Look through the data and write out every line with the word "name" in it.
┌──
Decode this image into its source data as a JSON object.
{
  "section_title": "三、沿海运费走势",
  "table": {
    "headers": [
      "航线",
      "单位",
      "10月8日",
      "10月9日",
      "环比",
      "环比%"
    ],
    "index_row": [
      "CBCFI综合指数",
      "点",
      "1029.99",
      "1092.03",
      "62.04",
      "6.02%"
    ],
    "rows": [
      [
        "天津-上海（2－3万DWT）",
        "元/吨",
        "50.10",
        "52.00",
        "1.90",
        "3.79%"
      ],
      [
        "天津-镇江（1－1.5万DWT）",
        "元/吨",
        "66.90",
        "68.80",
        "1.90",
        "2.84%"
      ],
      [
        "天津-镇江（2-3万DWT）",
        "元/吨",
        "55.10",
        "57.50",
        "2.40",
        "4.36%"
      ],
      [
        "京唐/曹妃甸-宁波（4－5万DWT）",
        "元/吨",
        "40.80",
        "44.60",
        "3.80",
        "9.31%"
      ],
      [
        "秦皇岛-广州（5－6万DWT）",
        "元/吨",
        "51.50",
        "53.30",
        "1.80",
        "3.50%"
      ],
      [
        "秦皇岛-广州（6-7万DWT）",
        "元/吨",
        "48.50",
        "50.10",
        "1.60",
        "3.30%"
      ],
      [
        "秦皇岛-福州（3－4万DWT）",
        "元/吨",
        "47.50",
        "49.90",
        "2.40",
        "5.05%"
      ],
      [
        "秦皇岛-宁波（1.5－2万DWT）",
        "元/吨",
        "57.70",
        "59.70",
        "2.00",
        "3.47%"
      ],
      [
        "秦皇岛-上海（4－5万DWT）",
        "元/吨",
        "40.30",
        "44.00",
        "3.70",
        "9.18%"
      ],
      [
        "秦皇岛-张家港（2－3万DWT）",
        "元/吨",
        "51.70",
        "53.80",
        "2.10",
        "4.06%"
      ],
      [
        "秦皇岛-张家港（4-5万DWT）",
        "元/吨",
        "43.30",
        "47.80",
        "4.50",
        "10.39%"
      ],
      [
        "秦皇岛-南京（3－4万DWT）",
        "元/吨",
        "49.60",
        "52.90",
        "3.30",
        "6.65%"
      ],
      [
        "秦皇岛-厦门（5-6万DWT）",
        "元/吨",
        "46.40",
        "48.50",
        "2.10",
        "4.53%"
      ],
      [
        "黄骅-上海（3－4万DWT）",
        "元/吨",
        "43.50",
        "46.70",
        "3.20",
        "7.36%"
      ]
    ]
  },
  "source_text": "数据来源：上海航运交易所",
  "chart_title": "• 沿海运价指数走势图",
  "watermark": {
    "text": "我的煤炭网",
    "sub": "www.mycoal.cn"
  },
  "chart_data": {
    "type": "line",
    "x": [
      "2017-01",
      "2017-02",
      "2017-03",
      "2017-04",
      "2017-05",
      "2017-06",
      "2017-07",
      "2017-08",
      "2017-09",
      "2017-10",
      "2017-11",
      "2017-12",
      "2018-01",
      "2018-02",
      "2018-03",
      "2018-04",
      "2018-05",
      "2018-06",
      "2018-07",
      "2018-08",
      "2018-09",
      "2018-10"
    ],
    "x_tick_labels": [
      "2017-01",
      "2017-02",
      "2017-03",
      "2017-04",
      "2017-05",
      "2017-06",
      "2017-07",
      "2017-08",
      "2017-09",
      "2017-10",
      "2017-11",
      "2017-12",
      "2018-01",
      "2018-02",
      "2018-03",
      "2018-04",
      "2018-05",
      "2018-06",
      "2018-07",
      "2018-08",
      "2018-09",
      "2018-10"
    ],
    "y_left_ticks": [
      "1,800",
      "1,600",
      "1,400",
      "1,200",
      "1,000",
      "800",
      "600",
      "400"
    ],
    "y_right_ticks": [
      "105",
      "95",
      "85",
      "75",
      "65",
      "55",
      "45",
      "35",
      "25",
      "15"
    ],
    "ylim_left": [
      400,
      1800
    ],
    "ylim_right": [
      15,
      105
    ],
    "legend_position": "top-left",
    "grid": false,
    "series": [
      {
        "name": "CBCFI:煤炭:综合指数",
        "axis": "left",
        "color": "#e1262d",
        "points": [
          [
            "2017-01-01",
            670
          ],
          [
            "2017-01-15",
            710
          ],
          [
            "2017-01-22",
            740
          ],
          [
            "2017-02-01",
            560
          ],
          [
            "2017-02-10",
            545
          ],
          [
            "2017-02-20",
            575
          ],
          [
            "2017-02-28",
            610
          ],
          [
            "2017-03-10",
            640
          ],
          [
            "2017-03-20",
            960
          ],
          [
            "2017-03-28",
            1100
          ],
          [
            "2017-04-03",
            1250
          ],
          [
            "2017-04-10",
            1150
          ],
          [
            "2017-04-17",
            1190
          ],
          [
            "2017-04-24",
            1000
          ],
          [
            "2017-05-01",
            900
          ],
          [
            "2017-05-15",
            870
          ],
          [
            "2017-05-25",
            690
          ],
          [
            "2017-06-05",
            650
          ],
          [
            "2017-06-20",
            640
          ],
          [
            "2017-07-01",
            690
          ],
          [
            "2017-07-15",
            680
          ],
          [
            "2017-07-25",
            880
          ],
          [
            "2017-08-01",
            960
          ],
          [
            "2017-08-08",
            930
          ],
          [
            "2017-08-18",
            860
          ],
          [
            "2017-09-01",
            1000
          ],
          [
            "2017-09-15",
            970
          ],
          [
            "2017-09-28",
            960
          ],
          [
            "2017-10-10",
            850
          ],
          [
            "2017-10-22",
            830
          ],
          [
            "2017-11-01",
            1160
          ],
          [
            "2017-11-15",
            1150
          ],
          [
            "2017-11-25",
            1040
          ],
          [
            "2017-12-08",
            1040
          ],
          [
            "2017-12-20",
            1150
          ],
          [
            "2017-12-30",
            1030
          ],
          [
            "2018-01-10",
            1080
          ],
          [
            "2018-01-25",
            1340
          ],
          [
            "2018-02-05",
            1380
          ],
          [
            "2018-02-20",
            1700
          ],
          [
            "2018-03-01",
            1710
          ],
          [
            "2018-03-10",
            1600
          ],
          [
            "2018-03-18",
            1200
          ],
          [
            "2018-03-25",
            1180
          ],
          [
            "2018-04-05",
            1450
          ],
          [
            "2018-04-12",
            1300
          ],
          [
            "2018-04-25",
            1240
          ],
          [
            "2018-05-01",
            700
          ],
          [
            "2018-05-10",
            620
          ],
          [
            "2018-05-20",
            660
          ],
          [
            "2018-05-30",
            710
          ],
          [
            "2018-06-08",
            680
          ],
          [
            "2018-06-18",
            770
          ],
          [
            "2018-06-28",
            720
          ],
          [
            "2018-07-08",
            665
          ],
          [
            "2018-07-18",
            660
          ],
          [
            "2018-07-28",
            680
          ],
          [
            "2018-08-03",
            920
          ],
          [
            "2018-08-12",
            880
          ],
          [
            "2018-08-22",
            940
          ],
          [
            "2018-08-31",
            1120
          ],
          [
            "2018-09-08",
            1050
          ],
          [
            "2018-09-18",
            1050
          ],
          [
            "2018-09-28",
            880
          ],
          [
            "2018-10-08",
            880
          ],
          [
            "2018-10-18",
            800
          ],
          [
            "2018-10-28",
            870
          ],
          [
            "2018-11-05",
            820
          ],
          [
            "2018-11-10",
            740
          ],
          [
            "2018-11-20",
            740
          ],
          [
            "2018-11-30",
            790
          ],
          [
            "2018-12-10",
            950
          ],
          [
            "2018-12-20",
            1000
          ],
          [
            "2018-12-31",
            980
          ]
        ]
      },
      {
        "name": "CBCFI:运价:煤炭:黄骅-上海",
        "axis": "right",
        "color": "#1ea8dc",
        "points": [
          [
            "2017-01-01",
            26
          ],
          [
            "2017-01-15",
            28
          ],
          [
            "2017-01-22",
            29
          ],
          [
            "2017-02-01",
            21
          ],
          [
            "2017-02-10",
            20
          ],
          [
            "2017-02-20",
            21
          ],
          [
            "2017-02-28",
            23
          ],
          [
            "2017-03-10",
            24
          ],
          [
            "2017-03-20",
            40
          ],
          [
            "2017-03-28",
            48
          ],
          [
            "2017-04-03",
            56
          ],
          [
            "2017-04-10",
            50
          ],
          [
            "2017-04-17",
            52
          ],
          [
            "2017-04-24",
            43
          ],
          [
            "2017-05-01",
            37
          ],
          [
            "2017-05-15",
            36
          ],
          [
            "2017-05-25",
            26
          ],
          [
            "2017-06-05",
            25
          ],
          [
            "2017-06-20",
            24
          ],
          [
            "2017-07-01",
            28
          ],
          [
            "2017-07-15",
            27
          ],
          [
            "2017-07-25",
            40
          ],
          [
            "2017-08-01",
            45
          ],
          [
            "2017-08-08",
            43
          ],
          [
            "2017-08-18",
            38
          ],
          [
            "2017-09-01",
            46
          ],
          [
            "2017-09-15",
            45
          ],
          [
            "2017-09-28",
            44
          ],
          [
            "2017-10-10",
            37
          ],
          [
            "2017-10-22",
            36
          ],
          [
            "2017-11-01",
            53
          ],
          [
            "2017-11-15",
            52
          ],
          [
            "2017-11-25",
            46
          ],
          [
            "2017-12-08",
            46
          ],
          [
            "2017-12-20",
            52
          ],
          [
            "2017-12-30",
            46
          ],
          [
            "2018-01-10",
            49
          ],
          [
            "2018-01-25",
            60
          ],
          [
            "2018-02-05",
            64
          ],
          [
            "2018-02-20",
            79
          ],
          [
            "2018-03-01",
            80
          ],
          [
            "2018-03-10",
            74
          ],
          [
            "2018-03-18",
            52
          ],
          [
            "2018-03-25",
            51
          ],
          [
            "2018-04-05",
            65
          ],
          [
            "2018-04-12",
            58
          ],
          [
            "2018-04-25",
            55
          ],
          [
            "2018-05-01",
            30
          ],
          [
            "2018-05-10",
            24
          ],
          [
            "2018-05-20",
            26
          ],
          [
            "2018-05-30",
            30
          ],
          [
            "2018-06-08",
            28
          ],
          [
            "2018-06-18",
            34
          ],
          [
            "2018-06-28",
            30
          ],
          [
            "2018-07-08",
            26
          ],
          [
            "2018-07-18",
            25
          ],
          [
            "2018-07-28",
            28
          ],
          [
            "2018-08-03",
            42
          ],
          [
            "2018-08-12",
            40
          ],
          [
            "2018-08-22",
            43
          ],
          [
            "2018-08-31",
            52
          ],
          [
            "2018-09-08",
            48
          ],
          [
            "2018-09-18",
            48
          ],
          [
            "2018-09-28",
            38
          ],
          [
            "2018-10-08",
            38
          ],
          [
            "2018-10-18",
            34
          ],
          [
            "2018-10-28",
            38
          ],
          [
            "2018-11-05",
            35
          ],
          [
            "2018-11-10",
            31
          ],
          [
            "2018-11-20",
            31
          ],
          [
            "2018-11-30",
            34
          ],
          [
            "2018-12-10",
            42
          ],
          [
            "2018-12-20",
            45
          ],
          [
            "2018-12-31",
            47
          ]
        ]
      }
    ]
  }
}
└──
**CORRECT OUTPUT:**
        "name": "CBCFI:煤炭:综合指数",
        "name": "CBCFI:运价:煤炭:黄骅-上海",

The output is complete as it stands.